**Set of tasks:**
1 - Name every distinct stream member function that the code in the C++ file-conversion question below calls on txtIn or binOut.
2 - Using the C++ file-conversion question below, decide whether each statement agrees with it. Answer yes or no for each, and quote the words that settle it.
(a) The last row of Input.txt ends with the number 36.
(b) The output file is opened under the name input.bin.
(c) Each value read from the text file is stored in a variable of type int.
3 - Answer these questions about the C++ file-conversion question below.
(a) What does the first line of Input.txt contain?
(b) What message does the code print once the conversion is done?
(c) What does the question say about outdated and/or archaic solutions?

**Excerpt to read:**
╔══
The question is, why and how do I fix that?

The algorithm itself:

        ifstream txtIn;
        txtIn.open("input.txt");
        if (!txtIn.is_open()) {
            cout << "Ошибка чтения входного .txt файла!\n";
            return;
        }
        ofstream binOut;
        long buf;
        binOut.open("input.bin");
        binOut.clear();
        do {
            txtIn >> buf;
            binOut.write((char*)&buf, sizeof(long));
        } while (!txtIn.eof());
        txtIn.close();
        binOut.close();
        cout << "Конверсия завершена\n";

Input.txt:

6 6
1 2 3 4 5 6
7 8 9 10 11 12
13 14 15 16 17 18
19 20 21 22 23 24
25 26 27 28 29 30
31 32 33 34 35 36

Input.bin:

06 00 00 00 06 00 00 00 01 00 00 00 02 00 00 00
03 00 00 00 04 00 00 00 05 00 00 00 06 00 00 00
07 00 00 00 08 00 00 00 09 00 00 00>0D<0A 00 00
00 0B 00 00 00 0C 00 00 00 0D 00 00 00 0E 00 00
//and so on//

Also, any outdated and/or archaic solutions are a part of the assignment. Unfortunately.
╚══
Stored data entries:
╔══
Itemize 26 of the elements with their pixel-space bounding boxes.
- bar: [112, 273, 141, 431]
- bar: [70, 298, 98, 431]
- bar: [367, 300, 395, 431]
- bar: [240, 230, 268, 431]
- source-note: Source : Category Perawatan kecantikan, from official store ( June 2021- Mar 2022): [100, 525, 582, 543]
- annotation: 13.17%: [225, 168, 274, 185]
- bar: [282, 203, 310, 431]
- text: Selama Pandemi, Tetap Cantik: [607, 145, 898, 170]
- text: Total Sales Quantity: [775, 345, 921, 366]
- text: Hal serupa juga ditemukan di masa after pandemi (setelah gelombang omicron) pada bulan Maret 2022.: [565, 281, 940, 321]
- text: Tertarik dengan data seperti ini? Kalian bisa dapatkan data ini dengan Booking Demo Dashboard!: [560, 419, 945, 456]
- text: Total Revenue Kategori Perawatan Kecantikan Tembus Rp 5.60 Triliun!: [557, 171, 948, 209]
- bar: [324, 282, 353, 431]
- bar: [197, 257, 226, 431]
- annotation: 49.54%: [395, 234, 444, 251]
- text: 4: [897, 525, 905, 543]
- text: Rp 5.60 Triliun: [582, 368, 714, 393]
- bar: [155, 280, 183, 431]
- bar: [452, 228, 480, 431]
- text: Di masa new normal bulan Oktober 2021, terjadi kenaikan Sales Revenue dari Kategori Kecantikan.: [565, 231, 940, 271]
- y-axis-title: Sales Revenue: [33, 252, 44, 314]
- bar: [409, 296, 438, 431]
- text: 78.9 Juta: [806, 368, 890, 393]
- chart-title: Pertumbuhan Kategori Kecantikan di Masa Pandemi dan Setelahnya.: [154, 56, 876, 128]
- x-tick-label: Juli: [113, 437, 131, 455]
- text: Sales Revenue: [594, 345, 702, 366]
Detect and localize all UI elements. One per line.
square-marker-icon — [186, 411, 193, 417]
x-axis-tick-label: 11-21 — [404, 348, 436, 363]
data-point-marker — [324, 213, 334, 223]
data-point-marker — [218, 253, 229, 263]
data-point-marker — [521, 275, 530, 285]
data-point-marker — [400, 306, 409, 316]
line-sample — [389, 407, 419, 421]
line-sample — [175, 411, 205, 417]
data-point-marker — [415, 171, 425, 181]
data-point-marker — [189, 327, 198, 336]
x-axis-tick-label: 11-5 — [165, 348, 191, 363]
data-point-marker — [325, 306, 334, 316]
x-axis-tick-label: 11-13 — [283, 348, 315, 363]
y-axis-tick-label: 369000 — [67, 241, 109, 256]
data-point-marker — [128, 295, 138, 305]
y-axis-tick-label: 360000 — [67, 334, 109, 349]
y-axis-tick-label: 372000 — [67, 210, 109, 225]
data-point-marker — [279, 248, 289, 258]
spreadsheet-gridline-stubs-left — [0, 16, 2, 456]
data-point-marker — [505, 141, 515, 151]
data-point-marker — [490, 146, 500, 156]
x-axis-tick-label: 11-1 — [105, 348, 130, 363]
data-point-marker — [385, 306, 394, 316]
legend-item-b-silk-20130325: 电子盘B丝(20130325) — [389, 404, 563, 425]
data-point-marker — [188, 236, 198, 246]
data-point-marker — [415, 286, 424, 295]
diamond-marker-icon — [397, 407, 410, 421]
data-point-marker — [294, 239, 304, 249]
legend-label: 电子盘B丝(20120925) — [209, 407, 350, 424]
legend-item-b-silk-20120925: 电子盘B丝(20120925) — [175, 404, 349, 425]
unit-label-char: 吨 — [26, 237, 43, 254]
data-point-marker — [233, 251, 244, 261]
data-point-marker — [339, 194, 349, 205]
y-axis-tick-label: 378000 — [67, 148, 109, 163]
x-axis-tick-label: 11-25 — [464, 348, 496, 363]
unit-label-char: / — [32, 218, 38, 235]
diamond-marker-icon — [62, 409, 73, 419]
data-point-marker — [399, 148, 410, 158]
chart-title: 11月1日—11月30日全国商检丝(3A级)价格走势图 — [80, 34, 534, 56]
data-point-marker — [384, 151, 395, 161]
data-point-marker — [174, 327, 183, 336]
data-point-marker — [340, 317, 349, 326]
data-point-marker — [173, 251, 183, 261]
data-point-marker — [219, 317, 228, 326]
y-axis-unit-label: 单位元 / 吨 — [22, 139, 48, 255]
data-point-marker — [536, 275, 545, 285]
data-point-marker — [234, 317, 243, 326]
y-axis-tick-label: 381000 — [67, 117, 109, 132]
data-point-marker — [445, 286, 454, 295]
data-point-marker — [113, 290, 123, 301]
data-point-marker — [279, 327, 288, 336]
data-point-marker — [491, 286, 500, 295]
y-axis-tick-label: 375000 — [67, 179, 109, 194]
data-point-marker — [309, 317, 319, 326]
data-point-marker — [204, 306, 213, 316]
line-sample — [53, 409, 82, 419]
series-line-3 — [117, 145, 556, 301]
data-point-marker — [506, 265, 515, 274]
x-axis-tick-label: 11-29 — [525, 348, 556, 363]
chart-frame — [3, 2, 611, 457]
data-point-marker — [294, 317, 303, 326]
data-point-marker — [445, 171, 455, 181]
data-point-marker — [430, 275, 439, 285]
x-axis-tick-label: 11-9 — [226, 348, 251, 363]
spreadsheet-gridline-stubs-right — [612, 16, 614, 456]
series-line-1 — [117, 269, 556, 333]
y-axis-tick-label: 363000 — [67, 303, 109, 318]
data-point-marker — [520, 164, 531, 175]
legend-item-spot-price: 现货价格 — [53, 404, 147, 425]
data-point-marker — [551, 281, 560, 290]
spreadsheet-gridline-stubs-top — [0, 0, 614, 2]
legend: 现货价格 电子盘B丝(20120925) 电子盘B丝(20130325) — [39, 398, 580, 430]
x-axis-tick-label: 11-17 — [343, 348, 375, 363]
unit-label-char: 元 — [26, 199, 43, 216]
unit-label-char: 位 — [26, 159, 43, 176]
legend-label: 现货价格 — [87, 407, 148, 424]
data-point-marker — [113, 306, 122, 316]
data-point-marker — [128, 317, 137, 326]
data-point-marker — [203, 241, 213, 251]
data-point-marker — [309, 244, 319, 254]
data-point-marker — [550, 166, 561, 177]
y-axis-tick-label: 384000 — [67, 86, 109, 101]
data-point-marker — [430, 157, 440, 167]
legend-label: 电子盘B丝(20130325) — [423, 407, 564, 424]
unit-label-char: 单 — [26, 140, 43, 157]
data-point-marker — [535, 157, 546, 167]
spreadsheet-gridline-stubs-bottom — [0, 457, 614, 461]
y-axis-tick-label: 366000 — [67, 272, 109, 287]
╚══
**Results of the exercise:**
1 - open, is_open, clear, write, eof, close

2 -
(a) Yes: "31 32 33 34 35 36"
(b) Yes: "binOut.open("input.bin");"
(c) No: "long buf;"

3 -
(a) 6 6
(b) Конверсия завершена
(c) They are a part of the assignment.